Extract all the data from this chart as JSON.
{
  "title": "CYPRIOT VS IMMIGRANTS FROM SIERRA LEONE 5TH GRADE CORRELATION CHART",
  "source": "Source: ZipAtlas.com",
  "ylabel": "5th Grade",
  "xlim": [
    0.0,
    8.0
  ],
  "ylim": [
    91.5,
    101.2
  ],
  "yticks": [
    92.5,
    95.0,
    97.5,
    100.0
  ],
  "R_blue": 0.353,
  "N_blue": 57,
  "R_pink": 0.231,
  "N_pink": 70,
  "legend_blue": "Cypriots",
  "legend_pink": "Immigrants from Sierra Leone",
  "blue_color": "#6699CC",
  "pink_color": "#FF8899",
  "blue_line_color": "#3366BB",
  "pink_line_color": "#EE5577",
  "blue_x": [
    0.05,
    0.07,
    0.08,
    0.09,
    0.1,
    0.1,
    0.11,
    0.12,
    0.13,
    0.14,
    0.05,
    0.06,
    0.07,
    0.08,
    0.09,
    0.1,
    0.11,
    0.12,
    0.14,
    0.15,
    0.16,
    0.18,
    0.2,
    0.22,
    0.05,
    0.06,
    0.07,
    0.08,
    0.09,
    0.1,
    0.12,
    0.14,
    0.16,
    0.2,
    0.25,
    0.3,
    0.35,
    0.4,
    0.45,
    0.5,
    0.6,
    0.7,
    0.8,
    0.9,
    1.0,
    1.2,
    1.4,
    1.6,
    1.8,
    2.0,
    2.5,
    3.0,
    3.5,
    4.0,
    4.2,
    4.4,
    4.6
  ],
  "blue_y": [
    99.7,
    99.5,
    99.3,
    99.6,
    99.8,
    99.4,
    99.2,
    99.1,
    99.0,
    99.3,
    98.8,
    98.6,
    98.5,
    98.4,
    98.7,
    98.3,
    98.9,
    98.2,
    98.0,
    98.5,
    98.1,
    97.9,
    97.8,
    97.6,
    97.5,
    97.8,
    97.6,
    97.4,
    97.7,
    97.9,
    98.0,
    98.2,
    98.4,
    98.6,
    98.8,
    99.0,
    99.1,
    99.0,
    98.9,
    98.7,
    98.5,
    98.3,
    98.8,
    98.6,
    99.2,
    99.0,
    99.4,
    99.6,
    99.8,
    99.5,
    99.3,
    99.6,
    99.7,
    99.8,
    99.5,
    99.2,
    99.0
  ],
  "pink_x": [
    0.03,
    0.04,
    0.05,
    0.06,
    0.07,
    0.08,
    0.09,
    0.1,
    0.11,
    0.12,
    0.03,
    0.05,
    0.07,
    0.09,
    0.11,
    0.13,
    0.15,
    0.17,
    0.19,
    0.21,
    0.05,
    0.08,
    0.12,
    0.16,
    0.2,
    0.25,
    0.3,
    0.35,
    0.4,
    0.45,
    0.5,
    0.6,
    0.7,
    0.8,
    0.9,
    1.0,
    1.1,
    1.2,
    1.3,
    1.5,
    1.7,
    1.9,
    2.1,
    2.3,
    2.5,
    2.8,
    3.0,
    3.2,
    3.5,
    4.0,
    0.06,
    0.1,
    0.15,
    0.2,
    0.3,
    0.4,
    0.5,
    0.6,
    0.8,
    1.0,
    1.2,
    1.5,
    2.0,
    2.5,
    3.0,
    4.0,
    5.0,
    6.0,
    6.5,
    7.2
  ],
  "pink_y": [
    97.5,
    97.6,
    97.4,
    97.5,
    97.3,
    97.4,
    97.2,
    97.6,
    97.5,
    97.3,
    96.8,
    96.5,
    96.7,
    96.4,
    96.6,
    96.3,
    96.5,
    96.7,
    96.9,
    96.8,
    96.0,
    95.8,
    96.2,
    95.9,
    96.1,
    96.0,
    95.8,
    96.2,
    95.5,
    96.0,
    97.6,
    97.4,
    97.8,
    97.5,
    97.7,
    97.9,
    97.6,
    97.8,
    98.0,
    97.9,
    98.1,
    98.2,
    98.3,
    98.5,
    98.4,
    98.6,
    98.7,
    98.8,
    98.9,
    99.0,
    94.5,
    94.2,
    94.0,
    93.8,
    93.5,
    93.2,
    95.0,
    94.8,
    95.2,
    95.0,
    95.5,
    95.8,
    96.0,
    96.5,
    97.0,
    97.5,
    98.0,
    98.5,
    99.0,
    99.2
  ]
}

* _Direction_
Write out the material exactly as given.

* _The response_
Extract all the data from this chart as JSON.
{
  "title": "CYPRIOT VS IMMIGRANTS FROM SIERRA LEONE 5TH GRADE CORRELATION CHART",
  "source": "Source: ZipAtlas.com",
  "ylabel": "5th Grade",
  "xlim": [
    0.0,
    8.0
  ],
  "ylim": [
    91.5,
    101.2
  ],
  "yticks": [
    92.5,
    95.0,
    97.5,
    100.0
  ],
  "R_blue": 0.353,
  "N_blue": 57,
  "R_pink": 0.231,
  "N_pink": 70,
  "legend_blue": "Cypriots",
  "legend_pink": "Immigrants from Sierra Leone",
  "blue_color": "#6699CC",
  "pink_color": "#FF8899",
  "blue_line_color": "#3366BB",
  "pink_line_color": "#EE5577",
  "blue_x": [
    0.05,
    0.07,
    0.08,
    0.09,
    0.1,
    0.1,
    0.11,
    0.12,
    0.13,
    0.14,
    0.05,
    0.06,
    0.07,
    0.08,
    0.09,
    0.1,
    0.11,
    0.12,
    0.14,
    0.15,
    0.16,
    0.18,
    0.2,
    0.22,
    0.05,
    0.06,
    0.07,
    0.08,
    0.09,
    0.1,
    0.12,
    0.14,
    0.16,
    0.2,
    0.25,
    0.3,
    0.35,
    0.4,
    0.45,
    0.5,
    0.6,
    0.7,
    0.8,
    0.9,
    1.0,
    1.2,
    1.4,
    1.6,
    1.8,
    2.0,
    2.5,
    3.0,
    3.5,
    4.0,
    4.2,
    4.4,
    4.6
  ],
  "blue_y": [
    99.7,
    99.5,
    99.3,
    99.6,
    99.8,
    99.4,
    99.2,
    99.1,
    99.0,
    99.3,
    98.8,
    98.6,
    98.5,
    98.4,
    98.7,
    98.3,
    98.9,
    98.2,
    98.0,
    98.5,
    98.1,
    97.9,
    97.8,
    97.6,
    97.5,
    97.8,
    97.6,
    97.4,
    97.7,
    97.9,
    98.0,
    98.2,
    98.4,
    98.6,
    98.8,
    99.0,
    99.1,
    99.0,
    98.9,
    98.7,
    98.5,
    98.3,
    98.8,
    98.6,
    99.2,
    99.0,
    99.4,
    99.6,
    99.8,
    99.5,
    99.3,
    99.6,
    99.7,
    99.8,
    99.5,
    99.2,
    99.0
  ],
  "pink_x": [
    0.03,
    0.04,
    0.05,
    0.06,
    0.07,
    0.08,
    0.09,
    0.1,
    0.11,
    0.12,
    0.03,
    0.05,
    0.07,
    0.09,
    0.11,
    0.13,
    0.15,
    0.17,
    0.19,
    0.21,
    0.05,
    0.08,
    0.12,
    0.16,
    0.2,
    0.25,
    0.3,
    0.35,
    0.4,
    0.45,
    0.5,
    0.6,
    0.7,
    0.8,
    0.9,
    1.0,
    1.1,
    1.2,
    1.3,
    1.5,
    1.7,
    1.9,
    2.1,
    2.3,
    2.5,
    2.8,
    3.0,
    3.2,
    3.5,
    4.0,
    0.06,
    0.1,
    0.15,
    0.2,
    0.3,
    0.4,
    0.5,
    0.6,
    0.8,
    1.0,
    1.2,
    1.5,
    2.0,
    2.5,
    3.0,
    4.0,
    5.0,
    6.0,
    6.5,
    7.2
  ],
  "pink_y": [
    97.5,
    97.6,
    97.4,
    97.5,
    97.3,
    97.4,
    97.2,
    97.6,
    97.5,
    97.3,
    96.8,
    96.5,
    96.7,
    96.4,
    96.6,
    96.3,
    96.5,
    96.7,
    96.9,
    96.8,
    96.0,
    95.8,
    96.2,
    95.9,
    96.1,
    96.0,
    95.8,
    96.2,
    95.5,
    96.0,
    97.6,
    97.4,
    97.8,
    97.5,
    97.7,
    97.9,
    97.6,
    97.8,
    98.0,
    97.9,
    98.1,
    98.2,
    98.3,
    98.5,
    98.4,
    98.6,
    98.7,
    98.8,
    98.9,
    99.0,
    94.5,
    94.2,
    94.0,
    93.8,
    93.5,
    93.2,
    95.0,
    94.8,
    95.2,
    95.0,
    95.5,
    95.8,
    96.0,
    96.5,
    97.0,
    97.5,
    98.0,
    98.5,
    99.0,
    99.2
  ]
}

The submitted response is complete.